— Requirements —
Print all of the data exactly as written.

— Excerpted records —
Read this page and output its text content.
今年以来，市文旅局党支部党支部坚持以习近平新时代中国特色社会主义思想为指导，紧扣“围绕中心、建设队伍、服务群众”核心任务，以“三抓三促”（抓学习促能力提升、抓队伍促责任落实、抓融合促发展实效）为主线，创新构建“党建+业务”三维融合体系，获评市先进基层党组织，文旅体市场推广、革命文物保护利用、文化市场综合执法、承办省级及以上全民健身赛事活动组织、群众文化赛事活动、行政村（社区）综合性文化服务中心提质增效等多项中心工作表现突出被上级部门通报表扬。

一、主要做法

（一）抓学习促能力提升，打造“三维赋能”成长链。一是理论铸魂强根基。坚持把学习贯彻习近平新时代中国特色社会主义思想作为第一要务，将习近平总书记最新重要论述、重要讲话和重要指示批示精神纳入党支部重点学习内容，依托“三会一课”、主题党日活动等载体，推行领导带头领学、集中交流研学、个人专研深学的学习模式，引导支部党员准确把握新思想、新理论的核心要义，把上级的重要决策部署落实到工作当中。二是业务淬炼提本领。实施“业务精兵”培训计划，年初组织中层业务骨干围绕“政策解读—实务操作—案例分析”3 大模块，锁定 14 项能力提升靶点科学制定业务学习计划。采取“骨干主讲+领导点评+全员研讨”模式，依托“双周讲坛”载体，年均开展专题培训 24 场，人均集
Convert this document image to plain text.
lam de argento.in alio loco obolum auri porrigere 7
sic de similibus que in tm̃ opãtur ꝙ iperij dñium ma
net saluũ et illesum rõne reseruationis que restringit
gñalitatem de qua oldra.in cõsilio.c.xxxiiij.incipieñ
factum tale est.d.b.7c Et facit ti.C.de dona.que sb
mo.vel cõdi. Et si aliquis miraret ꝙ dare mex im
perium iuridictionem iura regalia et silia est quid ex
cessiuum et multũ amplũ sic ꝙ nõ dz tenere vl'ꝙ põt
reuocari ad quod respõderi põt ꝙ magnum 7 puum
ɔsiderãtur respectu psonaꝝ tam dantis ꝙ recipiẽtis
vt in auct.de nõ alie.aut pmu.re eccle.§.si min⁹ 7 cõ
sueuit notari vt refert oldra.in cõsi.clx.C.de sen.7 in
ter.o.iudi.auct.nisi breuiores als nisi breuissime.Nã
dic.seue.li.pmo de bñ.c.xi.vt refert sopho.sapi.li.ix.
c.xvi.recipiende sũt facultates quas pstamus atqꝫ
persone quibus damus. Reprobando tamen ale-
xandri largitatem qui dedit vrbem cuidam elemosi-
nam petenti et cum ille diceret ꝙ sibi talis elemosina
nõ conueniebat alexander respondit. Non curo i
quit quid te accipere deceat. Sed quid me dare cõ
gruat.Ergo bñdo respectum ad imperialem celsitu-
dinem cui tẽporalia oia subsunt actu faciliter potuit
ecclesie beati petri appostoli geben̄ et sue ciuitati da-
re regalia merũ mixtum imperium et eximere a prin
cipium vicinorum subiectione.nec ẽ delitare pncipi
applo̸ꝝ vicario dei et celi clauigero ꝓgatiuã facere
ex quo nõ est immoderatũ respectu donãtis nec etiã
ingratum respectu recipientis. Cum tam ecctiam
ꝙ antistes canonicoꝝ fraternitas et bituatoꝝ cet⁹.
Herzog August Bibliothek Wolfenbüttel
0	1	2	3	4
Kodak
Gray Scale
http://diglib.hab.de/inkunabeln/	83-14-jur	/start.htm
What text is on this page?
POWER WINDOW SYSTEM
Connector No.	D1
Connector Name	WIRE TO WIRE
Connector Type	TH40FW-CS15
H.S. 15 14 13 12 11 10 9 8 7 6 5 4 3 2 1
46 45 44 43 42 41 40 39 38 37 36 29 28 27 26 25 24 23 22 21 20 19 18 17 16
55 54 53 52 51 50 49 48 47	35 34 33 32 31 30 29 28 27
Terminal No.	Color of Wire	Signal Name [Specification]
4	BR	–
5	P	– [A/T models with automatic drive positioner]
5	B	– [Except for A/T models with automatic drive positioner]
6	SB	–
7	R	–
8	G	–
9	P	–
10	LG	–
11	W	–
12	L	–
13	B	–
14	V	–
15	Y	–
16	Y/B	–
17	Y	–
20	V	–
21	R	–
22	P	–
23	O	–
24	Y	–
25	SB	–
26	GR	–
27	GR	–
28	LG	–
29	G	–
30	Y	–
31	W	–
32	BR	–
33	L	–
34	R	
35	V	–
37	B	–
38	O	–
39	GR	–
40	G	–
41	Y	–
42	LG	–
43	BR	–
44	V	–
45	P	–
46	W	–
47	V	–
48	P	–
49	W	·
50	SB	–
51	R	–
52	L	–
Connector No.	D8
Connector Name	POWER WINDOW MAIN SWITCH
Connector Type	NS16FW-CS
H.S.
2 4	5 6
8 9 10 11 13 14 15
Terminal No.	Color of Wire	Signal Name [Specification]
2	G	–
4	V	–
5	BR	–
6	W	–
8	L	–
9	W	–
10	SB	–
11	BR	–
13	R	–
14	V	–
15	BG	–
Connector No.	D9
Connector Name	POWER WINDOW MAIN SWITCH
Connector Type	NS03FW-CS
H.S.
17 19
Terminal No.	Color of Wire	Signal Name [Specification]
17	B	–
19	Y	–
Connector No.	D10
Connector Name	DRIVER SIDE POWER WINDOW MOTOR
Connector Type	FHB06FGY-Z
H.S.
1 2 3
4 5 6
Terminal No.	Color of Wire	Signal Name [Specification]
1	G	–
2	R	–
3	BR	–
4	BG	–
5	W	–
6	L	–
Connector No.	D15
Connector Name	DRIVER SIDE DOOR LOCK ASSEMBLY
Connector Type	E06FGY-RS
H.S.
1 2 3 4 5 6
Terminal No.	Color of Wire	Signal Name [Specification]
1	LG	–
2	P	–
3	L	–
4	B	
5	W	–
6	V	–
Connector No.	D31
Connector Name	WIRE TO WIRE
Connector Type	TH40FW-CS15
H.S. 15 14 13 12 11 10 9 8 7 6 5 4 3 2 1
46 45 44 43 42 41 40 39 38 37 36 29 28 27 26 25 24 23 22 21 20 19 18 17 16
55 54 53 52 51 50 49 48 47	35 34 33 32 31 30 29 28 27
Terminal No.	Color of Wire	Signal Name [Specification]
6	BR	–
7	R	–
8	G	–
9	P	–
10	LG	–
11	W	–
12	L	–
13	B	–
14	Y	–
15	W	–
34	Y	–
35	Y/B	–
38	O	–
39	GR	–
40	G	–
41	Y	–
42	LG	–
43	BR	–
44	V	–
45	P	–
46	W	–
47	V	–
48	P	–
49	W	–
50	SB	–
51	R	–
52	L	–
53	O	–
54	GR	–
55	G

— Answer —
Read this page and output its text content.
今年以来，市文旅局党支部党支部坚持以习近平新时代中国特色社会主义思想为指导，紧扣“围绕中心、建设队伍、服务群众”核心任务，以“三抓三促”（抓学习促能力提升、抓队伍促责任落实、抓融合促发展实效）为主线，创新构建“党建+业务”三维融合体系，获评市先进基层党组织，文旅体市场推广、革命文物保护利用、文化市场综合执法、承办省级及以上全民健身赛事活动组织、群众文化赛事活动、行政村（社区）综合性文化服务中心提质增效等多项中心工作表现突出被上级部门通报表扬。

一、主要做法

（一）抓学习促能力提升，打造“三维赋能”成长链。一是理论铸魂强根基。坚持把学习贯彻习近平新时代中国特色社会主义思想作为第一要务，将习近平总书记最新重要论述、重要讲话和重要指示批示精神纳入党支部重点学习内容，依托“三会一课”、主题党日活动等载体，推行领导带头领学、集中交流研学、个人专研深学的学习模式，引导支部党员准确把握新思想、新理论的核心要义，把上级的重要决策部署落实到工作当中。二是业务淬炼提本领。实施“业务精兵”培训计划，年初组织中层业务骨干围绕“政策解读—实务操作—案例分析”3 大模块，锁定 14 项能力提升靶点科学制定业务学习计划。采取“骨干主讲+领导点评+全员研讨”模式，依托“双周讲坛”载体，年均开展专题培训 24 场，人均集
Convert this document image to plain text.
lam de argento.in alio loco obolum auri porrigere 7
sic de similibus que in tm̃ opãtur ꝙ iperij dñium ma
net saluũ et illesum rõne reseruationis que restringit
gñalitatem de qua oldra.in cõsilio.c.xxxiiij.incipieñ
factum tale est.d.b.7c Et facit ti.C.de dona.que sb
mo.vel cõdi. Et si aliquis miraret ꝙ dare mex im
perium iuridictionem iura regalia et silia est quid ex
cessiuum et multũ amplũ sic ꝙ nõ dz tenere vl'ꝙ põt
reuocari ad quod respõderi põt ꝙ magnum 7 puum
ɔsiderãtur respectu psonaꝝ tam dantis ꝙ recipiẽtis
vt in auct.de nõ alie.aut pmu.re eccle.§.si min⁹ 7 cõ
sueuit notari vt refert oldra.in cõsi.clx.C.de sen.7 in
ter.o.iudi.auct.nisi breuiores als nisi breuissime.Nã
dic.seue.li.pmo de bñ.c.xi.vt refert sopho.sapi.li.ix.
c.xvi.recipiende sũt facultates quas pstamus atqꝫ
persone quibus damus. Reprobando tamen ale-
xandri largitatem qui dedit vrbem cuidam elemosi-
nam petenti et cum ille diceret ꝙ sibi talis elemosina
nõ conueniebat alexander respondit. Non curo i
quit quid te accipere deceat. Sed quid me dare cõ
gruat.Ergo bñdo respectum ad imperialem celsitu-
dinem cui tẽporalia oia subsunt actu faciliter potuit
ecclesie beati petri appostoli geben̄ et sue ciuitati da-
re regalia merũ mixtum imperium et eximere a prin
cipium vicinorum subiectione.nec ẽ delitare pncipi
applo̸ꝝ vicario dei et celi clauigero ꝓgatiuã facere
ex quo nõ est immoderatũ respectu donãtis nec etiã
ingratum respectu recipientis. Cum tam ecctiam
ꝙ antistes canonicoꝝ fraternitas et bituatoꝝ cet⁹.
Herzog August Bibliothek Wolfenbüttel
0	1	2	3	4
Kodak
Gray Scale
http://diglib.hab.de/inkunabeln/	83-14-jur	/start.htm
What text is on this page?
POWER WINDOW SYSTEM
Connector No.	D1
Connector Name	WIRE TO WIRE
Connector Type	TH40FW-CS15
H.S. 15 14 13 12 11 10 9 8 7 6 5 4 3 2 1
46 45 44 43 42 41 40 39 38 37 36 29 28 27 26 25 24 23 22 21 20 19 18 17 16
55 54 53 52 51 50 49 48 47	35 34 33 32 31 30 29 28 27
Terminal No.	Color of Wire	Signal Name [Specification]
4	BR	–
5	P	– [A/T models with automatic drive positioner]
5	B	– [Except for A/T models with automatic drive positioner]
6	SB	–
7	R	–
8	G	–
9	P	–
10	LG	–
11	W	–
12	L	–
13	B	–
14	V	–
15	Y	–
16	Y/B	–
17	Y	–
20	V	–
21	R	–
22	P	–
23	O	–
24	Y	–
25	SB	–
26	GR	–
27	GR	–
28	LG	–
29	G	–
30	Y	–
31	W	–
32	BR	–
33	L	–
34	R	
35	V	–
37	B	–
38	O	–
39	GR	–
40	G	–
41	Y	–
42	LG	–
43	BR	–
44	V	–
45	P	–
46	W	–
47	V	–
48	P	–
49	W	·
50	SB	–
51	R	–
52	L	–
Connector No.	D8
Connector Name	POWER WINDOW MAIN SWITCH
Connector Type	NS16FW-CS
H.S.
2 4	5 6
8 9 10 11 13 14 15
Terminal No.	Color of Wire	Signal Name [Specification]
2	G	–
4	V	–
5	BR	–
6	W	–
8	L	–
9	W	–
10	SB	–
11	BR	–
13	R	–
14	V	–
15	BG	–
Connector No.	D9
Connector Name	POWER WINDOW MAIN SWITCH
Connector Type	NS03FW-CS
H.S.
17 19
Terminal No.	Color of Wire	Signal Name [Specification]
17	B	–
19	Y	–
Connector No.	D10
Connector Name	DRIVER SIDE POWER WINDOW MOTOR
Connector Type	FHB06FGY-Z
H.S.
1 2 3
4 5 6
Terminal No.	Color of Wire	Signal Name [Specification]
1	G	–
2	R	–
3	BR	–
4	BG	–
5	W	–
6	L	–
Connector No.	D15
Connector Name	DRIVER SIDE DOOR LOCK ASSEMBLY
Connector Type	E06FGY-RS
H.S.
1 2 3 4 5 6
Terminal No.	Color of Wire	Signal Name [Specification]
1	LG	–
2	P	–
3	L	–
4	B	
5	W	–
6	V	–
Connector No.	D31
Connector Name	WIRE TO WIRE
Connector Type	TH40FW-CS15
H.S. 15 14 13 12 11 10 9 8 7 6 5 4 3 2 1
46 45 44 43 42 41 40 39 38 37 36 29 28 27 26 25 24 23 22 21 20 19 18 17 16
55 54 53 52 51 50 49 48 47	35 34 33 32 31 30 29 28 27
Terminal No.	Color of Wire	Signal Name [Specification]
6	BR	–
7	R	–
8	G	–
9	P	–
10	LG	–
11	W	–
12	L	–
13	B	–
14	Y	–
15	W	–
34	Y	–
35	Y/B	–
38	O	–
39	GR	–
40	G	–
41	Y	–
42	LG	–
43	BR	–
44	V	–
45	P	–
46	W	–
47	V	–
48	P	–
49	W	–
50	SB	–
51	R	–
52	L	–
53	O	–
54	GR	–
55	G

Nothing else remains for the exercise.